Description of the task: Please copy, word for word, the part of the items that opens with the line containing "- event-bar: [1395, 265, 1402, 318]" and closes with the line containing "- event[interactable]: [1608, 329, 1815, 401]", both of those lines included.

--- Start of Material supplied ---

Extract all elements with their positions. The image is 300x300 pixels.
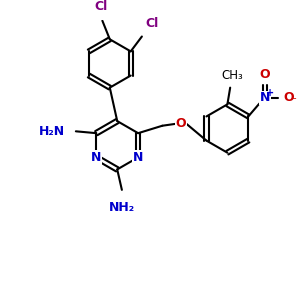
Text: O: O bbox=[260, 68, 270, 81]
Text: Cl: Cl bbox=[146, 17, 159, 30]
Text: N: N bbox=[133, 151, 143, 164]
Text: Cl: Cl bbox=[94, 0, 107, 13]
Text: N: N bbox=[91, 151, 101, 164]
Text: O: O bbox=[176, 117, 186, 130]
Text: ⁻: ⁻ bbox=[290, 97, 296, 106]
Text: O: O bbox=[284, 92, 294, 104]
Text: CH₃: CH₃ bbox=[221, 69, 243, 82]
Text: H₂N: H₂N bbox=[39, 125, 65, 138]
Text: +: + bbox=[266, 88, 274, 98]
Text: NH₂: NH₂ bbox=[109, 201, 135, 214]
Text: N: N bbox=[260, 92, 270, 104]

--- End of Material supplied ---
--- Start of Material supplied ---

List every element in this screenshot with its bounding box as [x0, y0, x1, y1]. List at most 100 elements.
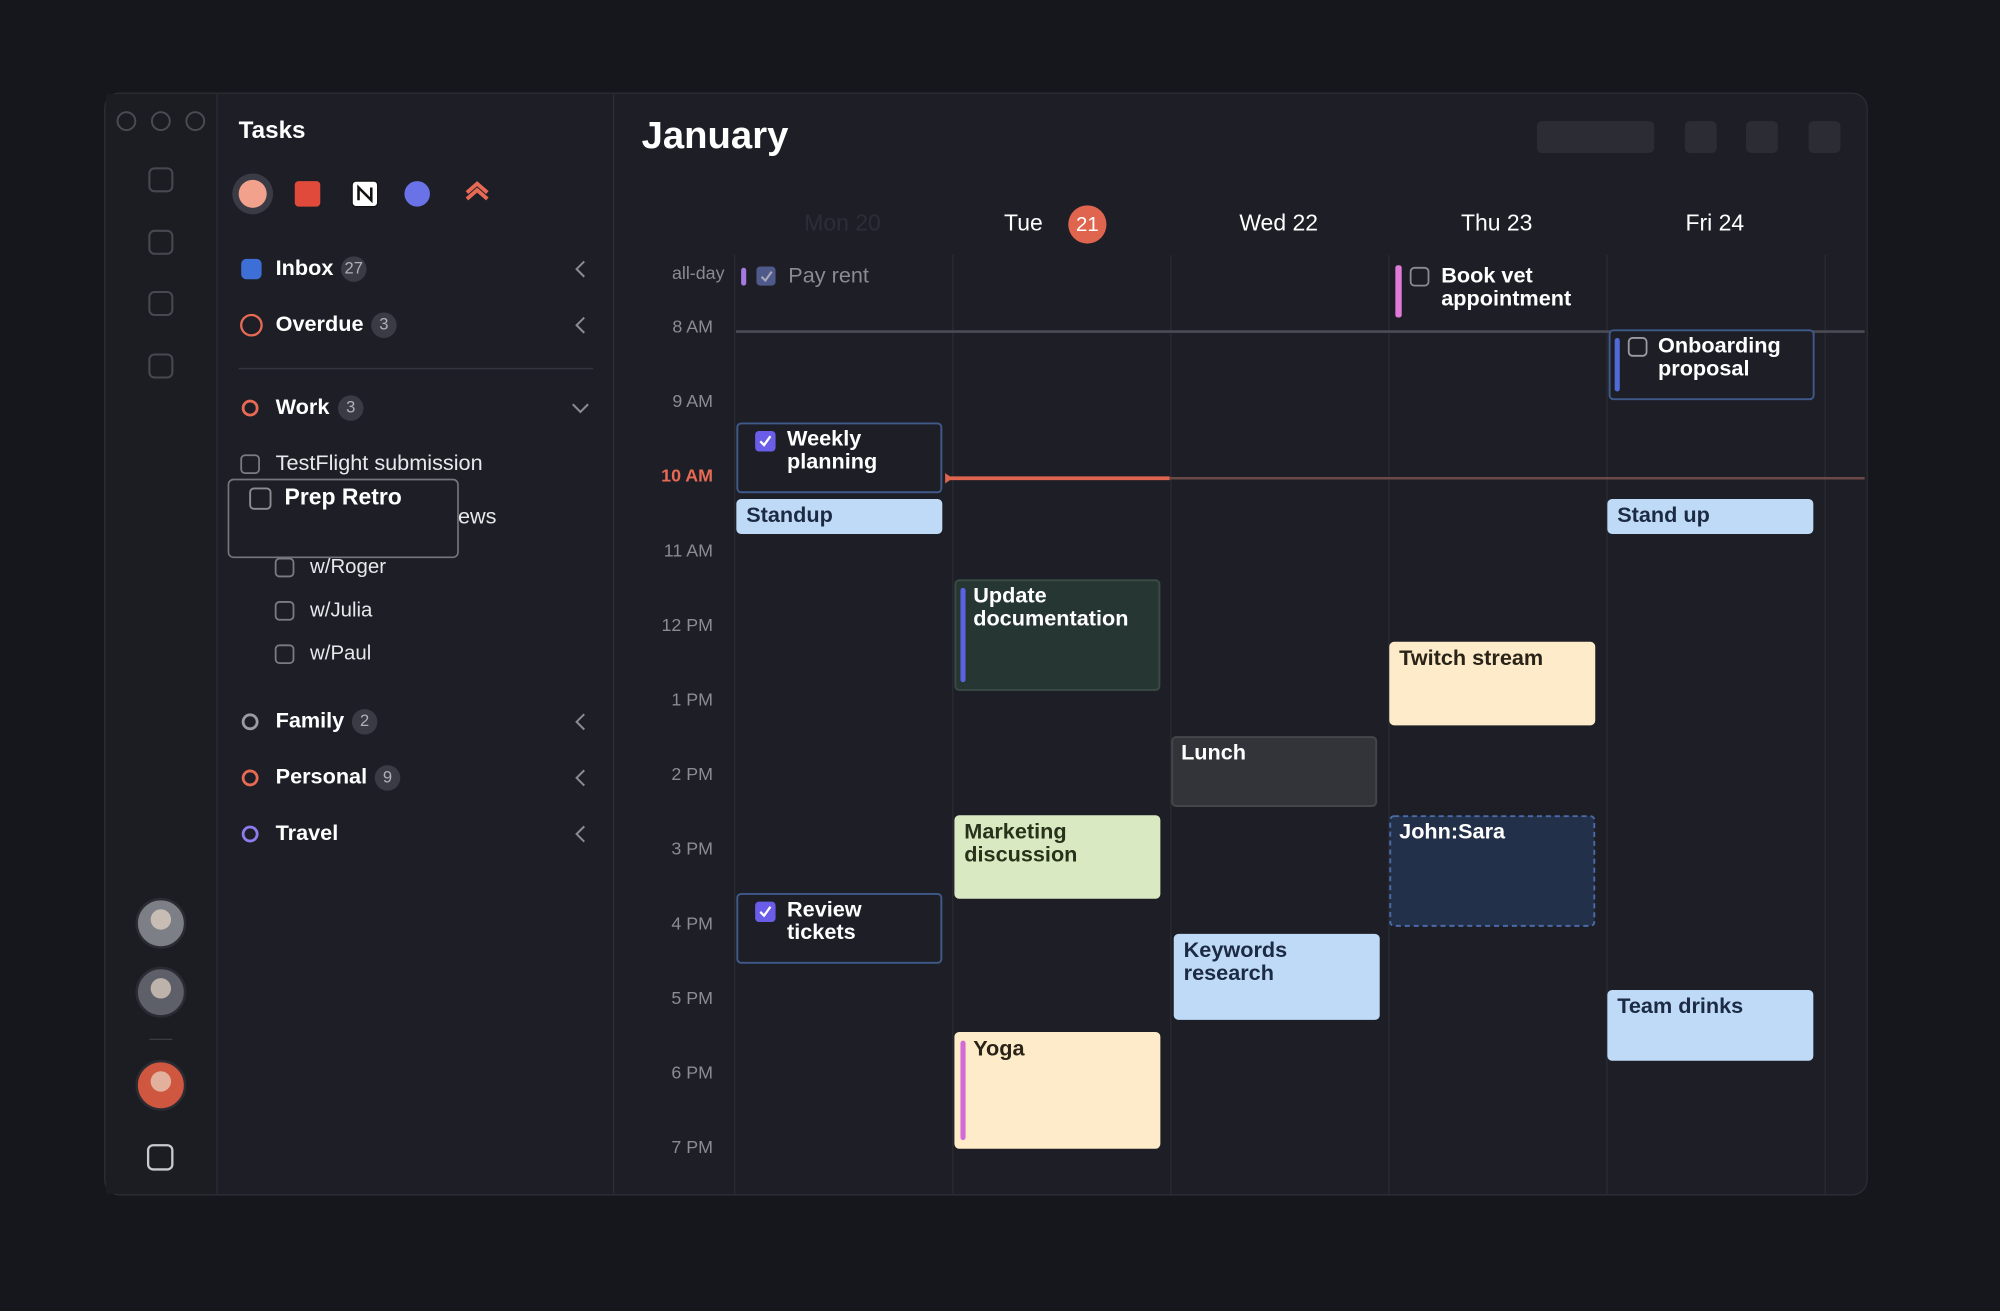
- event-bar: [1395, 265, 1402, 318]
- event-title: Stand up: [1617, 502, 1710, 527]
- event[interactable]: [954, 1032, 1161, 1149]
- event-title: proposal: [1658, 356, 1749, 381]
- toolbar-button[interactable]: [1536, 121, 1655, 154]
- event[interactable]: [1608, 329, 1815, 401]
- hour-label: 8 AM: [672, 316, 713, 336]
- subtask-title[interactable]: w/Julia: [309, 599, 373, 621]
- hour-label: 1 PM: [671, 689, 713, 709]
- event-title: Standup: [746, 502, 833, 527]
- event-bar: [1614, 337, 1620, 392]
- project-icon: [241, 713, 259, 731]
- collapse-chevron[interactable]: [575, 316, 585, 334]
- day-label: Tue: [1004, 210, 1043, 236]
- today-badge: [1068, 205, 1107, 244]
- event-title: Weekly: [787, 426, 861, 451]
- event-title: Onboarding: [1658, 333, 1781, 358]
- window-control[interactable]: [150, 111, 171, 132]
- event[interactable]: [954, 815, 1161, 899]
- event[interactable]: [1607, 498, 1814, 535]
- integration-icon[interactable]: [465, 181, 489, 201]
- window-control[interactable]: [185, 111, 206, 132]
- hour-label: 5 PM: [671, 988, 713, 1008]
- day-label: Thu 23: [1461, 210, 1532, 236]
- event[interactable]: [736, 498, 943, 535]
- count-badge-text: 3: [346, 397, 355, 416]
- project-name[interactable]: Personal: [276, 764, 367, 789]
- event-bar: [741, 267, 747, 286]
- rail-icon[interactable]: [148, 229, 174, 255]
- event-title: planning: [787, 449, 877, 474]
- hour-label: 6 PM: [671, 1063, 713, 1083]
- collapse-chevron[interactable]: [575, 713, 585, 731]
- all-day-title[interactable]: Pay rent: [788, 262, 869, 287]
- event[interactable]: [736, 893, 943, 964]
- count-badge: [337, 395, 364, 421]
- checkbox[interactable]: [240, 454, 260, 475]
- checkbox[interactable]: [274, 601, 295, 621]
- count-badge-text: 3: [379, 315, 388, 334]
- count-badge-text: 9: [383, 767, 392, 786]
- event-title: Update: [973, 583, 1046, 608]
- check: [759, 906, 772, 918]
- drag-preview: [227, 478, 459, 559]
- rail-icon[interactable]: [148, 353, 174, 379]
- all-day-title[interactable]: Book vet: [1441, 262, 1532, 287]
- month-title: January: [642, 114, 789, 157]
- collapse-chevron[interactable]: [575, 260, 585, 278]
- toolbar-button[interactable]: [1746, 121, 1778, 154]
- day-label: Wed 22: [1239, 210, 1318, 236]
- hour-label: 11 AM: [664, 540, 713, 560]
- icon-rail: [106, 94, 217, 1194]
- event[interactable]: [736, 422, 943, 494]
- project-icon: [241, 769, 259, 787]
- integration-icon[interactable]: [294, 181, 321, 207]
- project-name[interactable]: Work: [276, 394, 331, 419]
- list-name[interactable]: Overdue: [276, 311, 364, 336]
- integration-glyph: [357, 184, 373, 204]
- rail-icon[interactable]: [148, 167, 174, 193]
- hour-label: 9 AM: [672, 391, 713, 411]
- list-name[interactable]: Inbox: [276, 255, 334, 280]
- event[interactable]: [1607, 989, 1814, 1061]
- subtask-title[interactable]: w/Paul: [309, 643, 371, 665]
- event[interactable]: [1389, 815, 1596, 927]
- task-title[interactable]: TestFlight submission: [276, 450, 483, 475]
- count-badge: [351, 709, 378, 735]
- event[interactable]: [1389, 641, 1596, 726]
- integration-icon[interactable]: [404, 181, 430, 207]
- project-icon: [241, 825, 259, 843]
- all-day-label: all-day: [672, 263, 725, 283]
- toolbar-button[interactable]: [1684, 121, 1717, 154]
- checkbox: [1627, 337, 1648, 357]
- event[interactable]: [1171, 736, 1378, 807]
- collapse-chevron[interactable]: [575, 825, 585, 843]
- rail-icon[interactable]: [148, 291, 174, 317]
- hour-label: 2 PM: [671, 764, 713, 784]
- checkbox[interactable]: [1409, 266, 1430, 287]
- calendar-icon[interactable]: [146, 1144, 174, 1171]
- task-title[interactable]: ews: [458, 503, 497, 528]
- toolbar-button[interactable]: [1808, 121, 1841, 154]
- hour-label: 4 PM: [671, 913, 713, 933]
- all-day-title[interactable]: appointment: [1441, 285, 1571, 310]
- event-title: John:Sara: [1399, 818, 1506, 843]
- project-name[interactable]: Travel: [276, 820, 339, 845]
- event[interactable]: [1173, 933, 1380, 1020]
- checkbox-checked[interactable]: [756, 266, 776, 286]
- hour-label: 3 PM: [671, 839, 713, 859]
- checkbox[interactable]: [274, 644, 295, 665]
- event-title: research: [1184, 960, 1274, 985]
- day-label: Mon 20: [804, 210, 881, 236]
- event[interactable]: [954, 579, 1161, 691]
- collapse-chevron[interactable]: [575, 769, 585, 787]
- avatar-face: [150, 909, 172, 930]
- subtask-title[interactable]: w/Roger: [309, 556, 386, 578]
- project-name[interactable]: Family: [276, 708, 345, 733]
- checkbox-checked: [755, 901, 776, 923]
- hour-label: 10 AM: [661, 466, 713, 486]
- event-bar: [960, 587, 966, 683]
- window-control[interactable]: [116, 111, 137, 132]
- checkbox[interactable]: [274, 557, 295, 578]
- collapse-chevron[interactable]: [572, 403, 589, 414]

--- End of Material supplied ---

Correct answer:
- event-bar: [1395, 265, 1402, 318]
- event-title: Stand up: [1617, 502, 1710, 527]
- event[interactable]: [954, 1032, 1161, 1149]
- event-title: proposal: [1658, 356, 1749, 381]
- toolbar-button[interactable]: [1536, 121, 1655, 154]
- event[interactable]: [1608, 329, 1815, 401]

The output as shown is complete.